_Exercise instructions_
Give every entry again, word for word.

_Information provided_
────

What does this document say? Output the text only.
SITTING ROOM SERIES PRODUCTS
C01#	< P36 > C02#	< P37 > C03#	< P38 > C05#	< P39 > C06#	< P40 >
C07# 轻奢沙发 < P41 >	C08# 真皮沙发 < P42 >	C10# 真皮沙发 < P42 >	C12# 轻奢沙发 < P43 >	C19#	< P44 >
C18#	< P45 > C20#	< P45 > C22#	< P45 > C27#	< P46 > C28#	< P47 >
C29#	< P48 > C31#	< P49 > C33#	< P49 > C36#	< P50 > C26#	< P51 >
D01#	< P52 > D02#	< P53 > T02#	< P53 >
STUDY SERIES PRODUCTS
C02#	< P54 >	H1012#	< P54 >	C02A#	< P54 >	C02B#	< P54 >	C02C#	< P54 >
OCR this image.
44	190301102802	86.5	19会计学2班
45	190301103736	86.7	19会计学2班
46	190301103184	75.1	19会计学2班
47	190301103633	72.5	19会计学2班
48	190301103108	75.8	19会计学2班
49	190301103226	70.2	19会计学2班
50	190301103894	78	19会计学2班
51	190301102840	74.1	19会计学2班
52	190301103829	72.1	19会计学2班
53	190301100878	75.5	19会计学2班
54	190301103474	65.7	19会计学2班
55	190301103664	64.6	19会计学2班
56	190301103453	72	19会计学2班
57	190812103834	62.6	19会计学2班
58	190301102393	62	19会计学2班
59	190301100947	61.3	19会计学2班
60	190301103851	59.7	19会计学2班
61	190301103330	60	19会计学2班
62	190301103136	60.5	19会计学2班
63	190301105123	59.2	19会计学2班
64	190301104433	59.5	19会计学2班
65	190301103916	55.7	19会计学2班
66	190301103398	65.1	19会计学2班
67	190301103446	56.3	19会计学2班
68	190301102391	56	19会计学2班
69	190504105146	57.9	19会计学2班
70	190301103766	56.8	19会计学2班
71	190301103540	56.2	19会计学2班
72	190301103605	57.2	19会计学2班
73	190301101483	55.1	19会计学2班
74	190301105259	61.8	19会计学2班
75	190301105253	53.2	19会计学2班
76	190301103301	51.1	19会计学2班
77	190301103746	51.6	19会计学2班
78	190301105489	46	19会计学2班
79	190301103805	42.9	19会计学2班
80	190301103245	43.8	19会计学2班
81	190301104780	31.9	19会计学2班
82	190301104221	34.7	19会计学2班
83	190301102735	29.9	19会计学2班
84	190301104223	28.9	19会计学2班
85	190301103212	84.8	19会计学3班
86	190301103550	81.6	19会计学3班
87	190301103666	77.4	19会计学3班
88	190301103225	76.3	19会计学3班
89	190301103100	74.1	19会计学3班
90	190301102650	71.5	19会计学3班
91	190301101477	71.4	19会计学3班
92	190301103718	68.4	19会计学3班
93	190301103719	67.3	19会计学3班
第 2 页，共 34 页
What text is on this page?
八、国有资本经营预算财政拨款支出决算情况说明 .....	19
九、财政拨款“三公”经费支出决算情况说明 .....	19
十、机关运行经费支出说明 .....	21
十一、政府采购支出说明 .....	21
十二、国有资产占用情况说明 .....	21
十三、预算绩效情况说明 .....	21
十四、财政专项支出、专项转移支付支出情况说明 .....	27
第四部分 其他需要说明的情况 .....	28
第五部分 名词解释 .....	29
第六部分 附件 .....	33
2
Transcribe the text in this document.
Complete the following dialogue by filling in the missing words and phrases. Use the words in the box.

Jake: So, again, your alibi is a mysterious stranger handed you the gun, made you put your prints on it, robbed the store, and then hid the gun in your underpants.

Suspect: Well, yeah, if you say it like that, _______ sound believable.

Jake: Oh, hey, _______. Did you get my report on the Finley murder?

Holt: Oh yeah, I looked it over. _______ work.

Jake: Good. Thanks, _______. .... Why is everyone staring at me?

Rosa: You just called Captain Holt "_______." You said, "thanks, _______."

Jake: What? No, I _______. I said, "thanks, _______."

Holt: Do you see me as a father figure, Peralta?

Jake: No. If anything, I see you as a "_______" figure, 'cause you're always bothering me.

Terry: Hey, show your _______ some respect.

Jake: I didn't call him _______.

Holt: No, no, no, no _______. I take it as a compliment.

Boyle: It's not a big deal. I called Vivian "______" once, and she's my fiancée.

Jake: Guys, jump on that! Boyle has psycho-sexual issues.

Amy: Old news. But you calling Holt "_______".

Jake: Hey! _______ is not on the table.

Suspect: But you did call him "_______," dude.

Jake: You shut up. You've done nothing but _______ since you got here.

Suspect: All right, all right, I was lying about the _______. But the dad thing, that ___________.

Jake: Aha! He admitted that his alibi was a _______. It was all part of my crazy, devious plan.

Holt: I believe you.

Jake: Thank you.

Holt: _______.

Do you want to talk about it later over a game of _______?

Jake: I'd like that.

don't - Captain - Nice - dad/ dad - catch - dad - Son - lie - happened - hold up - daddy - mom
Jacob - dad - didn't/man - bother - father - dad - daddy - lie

────

_Answer below_
What does this document say? Output the text only.
SITTING ROOM SERIES PRODUCTS
C01#	< P36 > C02#	< P37 > C03#	< P38 > C05#	< P39 > C06#	< P40 >
C07# 轻奢沙发 < P41 >	C08# 真皮沙发 < P42 >	C10# 真皮沙发 < P42 >	C12# 轻奢沙发 < P43 >	C19#	< P44 >
C18#	< P45 > C20#	< P45 > C22#	< P45 > C27#	< P46 > C28#	< P47 >
C29#	< P48 > C31#	< P49 > C33#	< P49 > C36#	< P50 > C26#	< P51 >
D01#	< P52 > D02#	< P53 > T02#	< P53 >
STUDY SERIES PRODUCTS
C02#	< P54 >	H1012#	< P54 >	C02A#	< P54 >	C02B#	< P54 >	C02C#	< P54 >
OCR this image.
44	190301102802	86.5	19会计学2班
45	190301103736	86.7	19会计学2班
46	190301103184	75.1	19会计学2班
47	190301103633	72.5	19会计学2班
48	190301103108	75.8	19会计学2班
49	190301103226	70.2	19会计学2班
50	190301103894	78	19会计学2班
51	190301102840	74.1	19会计学2班
52	190301103829	72.1	19会计学2班
53	190301100878	75.5	19会计学2班
54	190301103474	65.7	19会计学2班
55	190301103664	64.6	19会计学2班
56	190301103453	72	19会计学2班
57	190812103834	62.6	19会计学2班
58	190301102393	62	19会计学2班
59	190301100947	61.3	19会计学2班
60	190301103851	59.7	19会计学2班
61	190301103330	60	19会计学2班
62	190301103136	60.5	19会计学2班
63	190301105123	59.2	19会计学2班
64	190301104433	59.5	19会计学2班
65	190301103916	55.7	19会计学2班
66	190301103398	65.1	19会计学2班
67	190301103446	56.3	19会计学2班
68	190301102391	56	19会计学2班
69	190504105146	57.9	19会计学2班
70	190301103766	56.8	19会计学2班
71	190301103540	56.2	19会计学2班
72	190301103605	57.2	19会计学2班
73	190301101483	55.1	19会计学2班
74	190301105259	61.8	19会计学2班
75	190301105253	53.2	19会计学2班
76	190301103301	51.1	19会计学2班
77	190301103746	51.6	19会计学2班
78	190301105489	46	19会计学2班
79	190301103805	42.9	19会计学2班
80	190301103245	43.8	19会计学2班
81	190301104780	31.9	19会计学2班
82	190301104221	34.7	19会计学2班
83	190301102735	29.9	19会计学2班
84	190301104223	28.9	19会计学2班
85	190301103212	84.8	19会计学3班
86	190301103550	81.6	19会计学3班
87	190301103666	77.4	19会计学3班
88	190301103225	76.3	19会计学3班
89	190301103100	74.1	19会计学3班
90	190301102650	71.5	19会计学3班
91	190301101477	71.4	19会计学3班
92	190301103718	68.4	19会计学3班
93	190301103719	67.3	19会计学3班
第 2 页，共 34 页
What text is on this page?
八、国有资本经营预算财政拨款支出决算情况说明 .....	19
九、财政拨款“三公”经费支出决算情况说明 .....	19
十、机关运行经费支出说明 .....	21
十一、政府采购支出说明 .....	21
十二、国有资产占用情况说明 .....	21
十三、预算绩效情况说明 .....	21
十四、财政专项支出、专项转移支付支出情况说明 .....	27
第四部分 其他需要说明的情况 .....	28
第五部分 名词解释 .....	29
第六部分 附件 .....	33
2
Transcribe the text in this document.
Complete the following dialogue by filling in the missing words and phrases. Use the words in the box.

Jake: So, again, your alibi is a mysterious stranger handed you the gun, made you put your prints on it, robbed the store, and then hid the gun in your underpants.

Suspect: Well, yeah, if you say it like that, _______ sound believable.

Jake: Oh, hey, _______. Did you get my report on the Finley murder?

Holt: Oh yeah, I looked it over. _______ work.

Jake: Good. Thanks, _______. .... Why is everyone staring at me?

Rosa: You just called Captain Holt "_______." You said, "thanks, _______."

Jake: What? No, I _______. I said, "thanks, _______."

Holt: Do you see me as a father figure, Peralta?

Jake: No. If anything, I see you as a "_______" figure, 'cause you're always bothering me.

Terry: Hey, show your _______ some respect.

Jake: I didn't call him _______.

Holt: No, no, no, no _______. I take it as a compliment.

Boyle: It's not a big deal. I called Vivian "______" once, and she's my fiancée.

Jake: Guys, jump on that! Boyle has psycho-sexual issues.

Amy: Old news. But you calling Holt "_______".

Jake: Hey! _______ is not on the table.

Suspect: But you did call him "_______," dude.

Jake: You shut up. You've done nothing but _______ since you got here.

Suspect: All right, all right, I was lying about the _______. But the dad thing, that ___________.

Jake: Aha! He admitted that his alibi was a _______. It was all part of my crazy, devious plan.

Holt: I believe you.

Jake: Thank you.

Holt: _______.

Do you want to talk about it later over a game of _______?

Jake: I'd like that.

don't - Captain - Nice - dad/ dad - catch - dad - Son - lie - happened - hold up - daddy - mom
Jacob - dad - didn't/man - bother - father - dad - daddy - lie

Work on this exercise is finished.